Find each line holding "structured" and copy it out.

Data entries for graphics
━━━━━━━━━━
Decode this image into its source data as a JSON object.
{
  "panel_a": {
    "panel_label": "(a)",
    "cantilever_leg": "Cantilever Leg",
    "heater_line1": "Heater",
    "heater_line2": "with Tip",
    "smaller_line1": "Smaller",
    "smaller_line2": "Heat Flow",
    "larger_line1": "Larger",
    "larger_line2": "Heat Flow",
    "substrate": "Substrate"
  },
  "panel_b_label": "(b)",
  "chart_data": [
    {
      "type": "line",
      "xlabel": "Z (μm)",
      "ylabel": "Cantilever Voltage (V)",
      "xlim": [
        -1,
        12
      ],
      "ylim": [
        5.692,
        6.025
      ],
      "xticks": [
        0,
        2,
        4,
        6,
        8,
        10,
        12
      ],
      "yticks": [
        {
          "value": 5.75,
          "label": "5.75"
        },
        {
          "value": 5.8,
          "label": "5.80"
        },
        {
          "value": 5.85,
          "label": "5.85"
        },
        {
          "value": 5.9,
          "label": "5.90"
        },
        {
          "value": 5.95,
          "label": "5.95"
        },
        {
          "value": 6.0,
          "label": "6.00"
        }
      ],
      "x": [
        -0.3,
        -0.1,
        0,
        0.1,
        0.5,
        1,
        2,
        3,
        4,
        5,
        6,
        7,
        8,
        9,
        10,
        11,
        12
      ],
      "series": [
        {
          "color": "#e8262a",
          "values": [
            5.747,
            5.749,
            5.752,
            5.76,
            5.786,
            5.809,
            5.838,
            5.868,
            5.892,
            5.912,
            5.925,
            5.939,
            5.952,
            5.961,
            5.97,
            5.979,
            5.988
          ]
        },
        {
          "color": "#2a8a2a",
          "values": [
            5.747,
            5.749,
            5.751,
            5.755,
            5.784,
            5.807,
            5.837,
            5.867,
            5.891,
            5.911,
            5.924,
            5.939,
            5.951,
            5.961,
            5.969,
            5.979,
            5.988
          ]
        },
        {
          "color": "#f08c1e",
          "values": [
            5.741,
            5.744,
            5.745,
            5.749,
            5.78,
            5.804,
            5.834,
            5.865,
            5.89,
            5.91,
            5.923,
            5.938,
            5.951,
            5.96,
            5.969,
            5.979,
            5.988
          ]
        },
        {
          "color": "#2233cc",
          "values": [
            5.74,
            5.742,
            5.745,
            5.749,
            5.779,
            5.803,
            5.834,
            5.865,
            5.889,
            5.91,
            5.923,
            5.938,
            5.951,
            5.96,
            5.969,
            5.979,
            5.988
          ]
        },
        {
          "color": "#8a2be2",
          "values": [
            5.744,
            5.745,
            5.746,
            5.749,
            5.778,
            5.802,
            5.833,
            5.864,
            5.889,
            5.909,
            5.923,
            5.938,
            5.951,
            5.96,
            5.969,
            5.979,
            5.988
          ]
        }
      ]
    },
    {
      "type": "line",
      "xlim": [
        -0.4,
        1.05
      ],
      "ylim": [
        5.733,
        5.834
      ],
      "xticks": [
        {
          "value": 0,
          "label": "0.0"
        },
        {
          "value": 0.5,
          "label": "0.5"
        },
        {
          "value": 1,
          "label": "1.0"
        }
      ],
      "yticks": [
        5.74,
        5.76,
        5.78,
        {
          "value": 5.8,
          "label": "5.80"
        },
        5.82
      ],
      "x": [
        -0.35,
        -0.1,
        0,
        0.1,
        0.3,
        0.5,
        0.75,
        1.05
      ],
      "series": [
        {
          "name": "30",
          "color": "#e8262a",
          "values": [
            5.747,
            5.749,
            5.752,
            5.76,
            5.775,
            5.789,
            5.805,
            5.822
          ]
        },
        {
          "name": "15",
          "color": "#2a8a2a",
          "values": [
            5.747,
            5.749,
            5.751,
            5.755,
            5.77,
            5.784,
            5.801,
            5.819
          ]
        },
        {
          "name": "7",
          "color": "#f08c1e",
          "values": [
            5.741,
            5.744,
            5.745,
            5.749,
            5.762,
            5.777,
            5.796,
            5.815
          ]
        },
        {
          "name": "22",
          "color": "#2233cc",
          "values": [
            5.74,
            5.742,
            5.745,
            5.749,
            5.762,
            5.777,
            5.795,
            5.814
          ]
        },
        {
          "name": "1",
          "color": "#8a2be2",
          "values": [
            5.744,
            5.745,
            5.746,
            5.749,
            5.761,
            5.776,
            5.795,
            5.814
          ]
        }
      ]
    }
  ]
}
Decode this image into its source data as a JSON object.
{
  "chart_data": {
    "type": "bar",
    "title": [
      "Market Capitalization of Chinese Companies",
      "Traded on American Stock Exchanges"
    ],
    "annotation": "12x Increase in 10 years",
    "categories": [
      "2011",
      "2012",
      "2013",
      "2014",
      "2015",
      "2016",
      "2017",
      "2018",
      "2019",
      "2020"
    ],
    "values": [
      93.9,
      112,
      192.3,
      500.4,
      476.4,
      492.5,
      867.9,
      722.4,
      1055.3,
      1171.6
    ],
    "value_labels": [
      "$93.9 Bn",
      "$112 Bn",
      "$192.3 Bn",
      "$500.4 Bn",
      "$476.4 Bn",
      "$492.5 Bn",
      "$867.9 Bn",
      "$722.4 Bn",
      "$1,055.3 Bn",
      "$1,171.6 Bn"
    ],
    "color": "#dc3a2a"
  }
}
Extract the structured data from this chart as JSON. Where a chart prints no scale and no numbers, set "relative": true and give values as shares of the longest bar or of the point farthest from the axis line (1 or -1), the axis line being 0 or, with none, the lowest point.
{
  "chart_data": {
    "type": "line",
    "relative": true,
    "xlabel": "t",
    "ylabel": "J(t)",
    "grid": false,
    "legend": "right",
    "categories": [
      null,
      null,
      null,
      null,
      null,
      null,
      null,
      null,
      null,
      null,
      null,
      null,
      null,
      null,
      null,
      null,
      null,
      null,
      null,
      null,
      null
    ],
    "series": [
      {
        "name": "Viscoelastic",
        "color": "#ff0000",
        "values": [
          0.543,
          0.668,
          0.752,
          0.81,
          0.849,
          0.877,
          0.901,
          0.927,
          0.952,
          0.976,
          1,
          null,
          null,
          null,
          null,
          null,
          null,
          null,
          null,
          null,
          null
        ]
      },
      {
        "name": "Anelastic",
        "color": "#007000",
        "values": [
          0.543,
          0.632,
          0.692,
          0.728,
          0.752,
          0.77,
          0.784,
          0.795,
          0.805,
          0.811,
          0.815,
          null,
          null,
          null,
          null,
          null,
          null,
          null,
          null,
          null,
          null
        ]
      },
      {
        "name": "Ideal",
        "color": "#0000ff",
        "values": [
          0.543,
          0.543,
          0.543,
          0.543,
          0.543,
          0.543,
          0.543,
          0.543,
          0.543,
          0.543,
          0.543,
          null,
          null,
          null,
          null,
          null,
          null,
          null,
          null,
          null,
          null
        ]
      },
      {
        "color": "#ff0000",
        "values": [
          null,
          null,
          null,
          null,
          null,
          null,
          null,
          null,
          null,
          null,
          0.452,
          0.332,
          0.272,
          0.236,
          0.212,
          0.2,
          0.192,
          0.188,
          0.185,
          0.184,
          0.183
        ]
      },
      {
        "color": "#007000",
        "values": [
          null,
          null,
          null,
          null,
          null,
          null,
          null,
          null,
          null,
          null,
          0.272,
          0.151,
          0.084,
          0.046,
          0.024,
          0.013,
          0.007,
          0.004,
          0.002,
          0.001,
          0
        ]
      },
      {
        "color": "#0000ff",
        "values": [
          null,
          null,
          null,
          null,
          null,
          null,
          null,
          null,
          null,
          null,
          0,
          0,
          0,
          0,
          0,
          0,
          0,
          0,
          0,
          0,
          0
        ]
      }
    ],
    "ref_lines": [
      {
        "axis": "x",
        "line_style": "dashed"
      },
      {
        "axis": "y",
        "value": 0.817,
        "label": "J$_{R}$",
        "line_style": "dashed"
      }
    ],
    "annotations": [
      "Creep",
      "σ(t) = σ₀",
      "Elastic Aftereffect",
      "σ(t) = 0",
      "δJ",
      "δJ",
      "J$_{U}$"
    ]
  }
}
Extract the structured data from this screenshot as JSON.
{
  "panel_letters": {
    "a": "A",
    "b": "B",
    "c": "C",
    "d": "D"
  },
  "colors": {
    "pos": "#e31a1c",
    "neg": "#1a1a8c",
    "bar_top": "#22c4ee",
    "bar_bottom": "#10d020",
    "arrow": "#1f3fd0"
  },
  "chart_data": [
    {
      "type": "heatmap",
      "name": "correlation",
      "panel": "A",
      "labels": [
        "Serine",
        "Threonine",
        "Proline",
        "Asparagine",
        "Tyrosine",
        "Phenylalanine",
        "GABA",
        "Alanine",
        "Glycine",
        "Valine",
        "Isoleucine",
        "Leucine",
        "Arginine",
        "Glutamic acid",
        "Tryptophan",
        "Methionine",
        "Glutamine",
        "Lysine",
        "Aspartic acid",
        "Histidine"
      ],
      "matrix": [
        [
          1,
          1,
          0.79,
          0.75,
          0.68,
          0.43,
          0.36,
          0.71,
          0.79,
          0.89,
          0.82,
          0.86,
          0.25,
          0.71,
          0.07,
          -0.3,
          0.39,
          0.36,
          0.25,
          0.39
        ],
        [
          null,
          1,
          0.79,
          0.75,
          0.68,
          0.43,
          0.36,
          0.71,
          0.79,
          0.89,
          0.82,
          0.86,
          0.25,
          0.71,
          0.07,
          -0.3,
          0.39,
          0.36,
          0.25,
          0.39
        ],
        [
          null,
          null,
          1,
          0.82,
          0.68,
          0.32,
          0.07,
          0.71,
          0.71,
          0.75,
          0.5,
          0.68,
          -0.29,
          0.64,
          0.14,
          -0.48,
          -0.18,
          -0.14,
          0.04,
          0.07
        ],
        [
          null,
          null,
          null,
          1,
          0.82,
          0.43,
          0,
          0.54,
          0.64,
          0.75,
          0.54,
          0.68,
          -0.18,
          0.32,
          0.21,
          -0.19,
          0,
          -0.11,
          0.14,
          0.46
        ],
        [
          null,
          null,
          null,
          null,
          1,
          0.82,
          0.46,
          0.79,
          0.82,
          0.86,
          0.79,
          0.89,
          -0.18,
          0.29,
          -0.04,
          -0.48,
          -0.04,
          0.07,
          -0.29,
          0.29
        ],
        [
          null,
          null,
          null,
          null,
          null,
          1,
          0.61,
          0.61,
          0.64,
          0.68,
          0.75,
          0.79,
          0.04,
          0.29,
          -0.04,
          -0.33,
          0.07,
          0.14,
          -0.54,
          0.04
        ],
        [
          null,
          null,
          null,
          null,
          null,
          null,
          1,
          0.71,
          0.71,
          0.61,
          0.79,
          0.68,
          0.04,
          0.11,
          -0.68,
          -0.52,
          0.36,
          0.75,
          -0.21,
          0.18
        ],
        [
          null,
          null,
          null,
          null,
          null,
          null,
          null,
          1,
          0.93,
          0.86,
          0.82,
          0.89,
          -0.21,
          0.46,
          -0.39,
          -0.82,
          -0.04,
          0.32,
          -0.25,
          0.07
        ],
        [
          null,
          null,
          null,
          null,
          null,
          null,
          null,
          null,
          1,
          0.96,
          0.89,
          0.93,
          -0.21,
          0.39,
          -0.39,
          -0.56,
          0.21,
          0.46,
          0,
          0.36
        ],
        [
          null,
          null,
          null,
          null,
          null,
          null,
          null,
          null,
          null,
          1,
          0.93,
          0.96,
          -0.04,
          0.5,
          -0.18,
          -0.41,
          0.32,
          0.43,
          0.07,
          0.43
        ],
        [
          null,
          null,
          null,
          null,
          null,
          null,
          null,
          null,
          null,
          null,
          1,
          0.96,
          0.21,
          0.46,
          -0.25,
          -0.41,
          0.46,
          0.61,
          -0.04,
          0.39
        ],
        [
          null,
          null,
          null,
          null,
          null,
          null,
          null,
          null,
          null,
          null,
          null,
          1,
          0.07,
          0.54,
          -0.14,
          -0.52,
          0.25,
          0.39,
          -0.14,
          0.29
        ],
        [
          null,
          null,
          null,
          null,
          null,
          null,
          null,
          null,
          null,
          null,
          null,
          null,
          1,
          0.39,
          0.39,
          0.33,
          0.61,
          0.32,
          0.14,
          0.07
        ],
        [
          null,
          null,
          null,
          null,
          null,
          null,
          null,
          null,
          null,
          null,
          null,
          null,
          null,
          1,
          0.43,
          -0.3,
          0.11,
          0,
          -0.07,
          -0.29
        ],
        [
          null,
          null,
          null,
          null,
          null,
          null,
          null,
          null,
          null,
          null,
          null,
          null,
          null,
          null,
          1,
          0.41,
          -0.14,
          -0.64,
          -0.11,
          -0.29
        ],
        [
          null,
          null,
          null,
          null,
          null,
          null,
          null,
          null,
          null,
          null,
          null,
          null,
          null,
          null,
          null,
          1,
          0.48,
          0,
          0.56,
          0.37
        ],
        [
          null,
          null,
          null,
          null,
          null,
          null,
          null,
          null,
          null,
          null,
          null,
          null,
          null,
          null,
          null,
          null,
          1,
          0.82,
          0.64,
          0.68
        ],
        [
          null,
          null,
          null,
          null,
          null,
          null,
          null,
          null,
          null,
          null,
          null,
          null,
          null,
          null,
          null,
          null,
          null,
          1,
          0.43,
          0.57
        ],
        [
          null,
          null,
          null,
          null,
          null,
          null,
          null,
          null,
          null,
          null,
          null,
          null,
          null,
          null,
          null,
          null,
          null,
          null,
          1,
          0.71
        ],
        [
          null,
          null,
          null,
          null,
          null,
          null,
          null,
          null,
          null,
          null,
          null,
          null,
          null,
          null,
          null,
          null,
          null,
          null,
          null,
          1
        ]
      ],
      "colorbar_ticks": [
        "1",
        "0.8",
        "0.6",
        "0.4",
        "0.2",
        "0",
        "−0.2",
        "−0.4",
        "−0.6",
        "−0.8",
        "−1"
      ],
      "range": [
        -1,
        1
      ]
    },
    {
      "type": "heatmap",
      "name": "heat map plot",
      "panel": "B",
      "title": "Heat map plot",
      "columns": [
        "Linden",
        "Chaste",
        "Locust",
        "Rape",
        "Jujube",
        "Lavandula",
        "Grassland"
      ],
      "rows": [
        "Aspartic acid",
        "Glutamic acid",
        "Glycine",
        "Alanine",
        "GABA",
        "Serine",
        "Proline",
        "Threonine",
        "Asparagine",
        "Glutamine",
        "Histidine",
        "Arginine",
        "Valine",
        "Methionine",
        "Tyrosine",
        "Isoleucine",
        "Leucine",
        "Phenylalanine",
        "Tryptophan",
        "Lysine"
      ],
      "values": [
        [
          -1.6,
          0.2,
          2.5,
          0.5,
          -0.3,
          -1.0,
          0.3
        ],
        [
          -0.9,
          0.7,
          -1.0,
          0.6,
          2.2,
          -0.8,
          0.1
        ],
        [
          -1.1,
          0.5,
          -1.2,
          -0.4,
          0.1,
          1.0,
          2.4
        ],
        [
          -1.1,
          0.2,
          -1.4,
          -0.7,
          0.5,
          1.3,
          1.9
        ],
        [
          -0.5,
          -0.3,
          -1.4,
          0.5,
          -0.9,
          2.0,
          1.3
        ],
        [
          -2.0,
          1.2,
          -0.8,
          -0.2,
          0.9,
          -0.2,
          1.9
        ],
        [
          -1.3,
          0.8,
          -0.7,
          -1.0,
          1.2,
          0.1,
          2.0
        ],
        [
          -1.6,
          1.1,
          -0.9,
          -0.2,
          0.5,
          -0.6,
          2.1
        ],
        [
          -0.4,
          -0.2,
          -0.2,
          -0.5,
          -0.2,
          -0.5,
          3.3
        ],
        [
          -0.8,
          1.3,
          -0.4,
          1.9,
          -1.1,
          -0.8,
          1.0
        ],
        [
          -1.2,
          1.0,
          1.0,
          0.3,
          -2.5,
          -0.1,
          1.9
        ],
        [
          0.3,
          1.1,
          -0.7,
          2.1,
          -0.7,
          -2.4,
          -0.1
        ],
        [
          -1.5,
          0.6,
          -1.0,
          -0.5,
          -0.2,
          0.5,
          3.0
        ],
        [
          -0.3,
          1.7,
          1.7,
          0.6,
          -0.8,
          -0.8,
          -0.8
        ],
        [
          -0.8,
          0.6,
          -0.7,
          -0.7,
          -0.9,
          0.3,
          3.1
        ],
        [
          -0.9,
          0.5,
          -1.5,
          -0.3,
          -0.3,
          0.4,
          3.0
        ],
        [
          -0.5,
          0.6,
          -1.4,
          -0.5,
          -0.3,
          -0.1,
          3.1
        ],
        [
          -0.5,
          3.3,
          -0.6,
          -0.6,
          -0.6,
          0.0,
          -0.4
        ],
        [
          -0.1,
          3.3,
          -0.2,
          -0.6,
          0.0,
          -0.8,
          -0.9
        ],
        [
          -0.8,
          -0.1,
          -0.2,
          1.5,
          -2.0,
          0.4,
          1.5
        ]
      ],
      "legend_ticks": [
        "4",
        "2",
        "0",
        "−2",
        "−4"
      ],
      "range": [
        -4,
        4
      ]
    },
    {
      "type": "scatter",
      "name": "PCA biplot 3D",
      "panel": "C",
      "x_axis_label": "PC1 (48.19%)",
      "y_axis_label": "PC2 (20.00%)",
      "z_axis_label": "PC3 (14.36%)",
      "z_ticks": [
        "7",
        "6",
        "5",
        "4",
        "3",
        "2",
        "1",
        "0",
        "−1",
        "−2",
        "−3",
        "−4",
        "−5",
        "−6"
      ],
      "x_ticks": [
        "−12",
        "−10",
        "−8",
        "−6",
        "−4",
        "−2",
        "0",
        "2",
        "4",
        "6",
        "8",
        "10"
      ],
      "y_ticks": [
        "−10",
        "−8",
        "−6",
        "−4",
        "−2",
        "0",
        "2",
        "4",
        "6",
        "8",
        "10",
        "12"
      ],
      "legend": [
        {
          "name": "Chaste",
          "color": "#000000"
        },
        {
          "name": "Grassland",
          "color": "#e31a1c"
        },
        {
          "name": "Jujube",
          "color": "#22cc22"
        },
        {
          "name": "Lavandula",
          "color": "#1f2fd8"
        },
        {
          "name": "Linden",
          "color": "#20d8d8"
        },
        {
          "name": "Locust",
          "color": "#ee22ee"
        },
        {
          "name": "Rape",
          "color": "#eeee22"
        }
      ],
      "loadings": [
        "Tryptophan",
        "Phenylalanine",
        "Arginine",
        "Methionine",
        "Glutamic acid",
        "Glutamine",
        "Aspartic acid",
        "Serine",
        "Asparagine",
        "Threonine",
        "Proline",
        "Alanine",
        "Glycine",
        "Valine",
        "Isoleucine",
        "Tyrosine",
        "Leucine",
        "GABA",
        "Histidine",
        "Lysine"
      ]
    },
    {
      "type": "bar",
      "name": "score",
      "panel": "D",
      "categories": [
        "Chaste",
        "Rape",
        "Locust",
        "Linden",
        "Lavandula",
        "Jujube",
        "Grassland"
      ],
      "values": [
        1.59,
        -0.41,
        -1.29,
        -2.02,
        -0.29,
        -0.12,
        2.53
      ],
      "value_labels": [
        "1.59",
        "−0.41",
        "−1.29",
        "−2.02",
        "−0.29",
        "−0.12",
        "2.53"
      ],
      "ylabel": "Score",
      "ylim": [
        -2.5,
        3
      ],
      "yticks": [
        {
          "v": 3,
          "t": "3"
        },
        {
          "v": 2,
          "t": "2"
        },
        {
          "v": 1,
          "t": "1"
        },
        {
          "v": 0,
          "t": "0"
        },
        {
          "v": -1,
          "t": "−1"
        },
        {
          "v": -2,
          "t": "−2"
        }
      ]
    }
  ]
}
━━━━━━━━━━
** FINISHED EXERCISE **
Extract the structured data from this chart as JSON. Where a chart prints no scale and no numbers, set "relative": true and give values as shares of the longest bar or of the point farthest from the axis line (1 or -1), the axis line being 0 or, with none, the lowest point.
Extract the structured data from this screenshot as JSON.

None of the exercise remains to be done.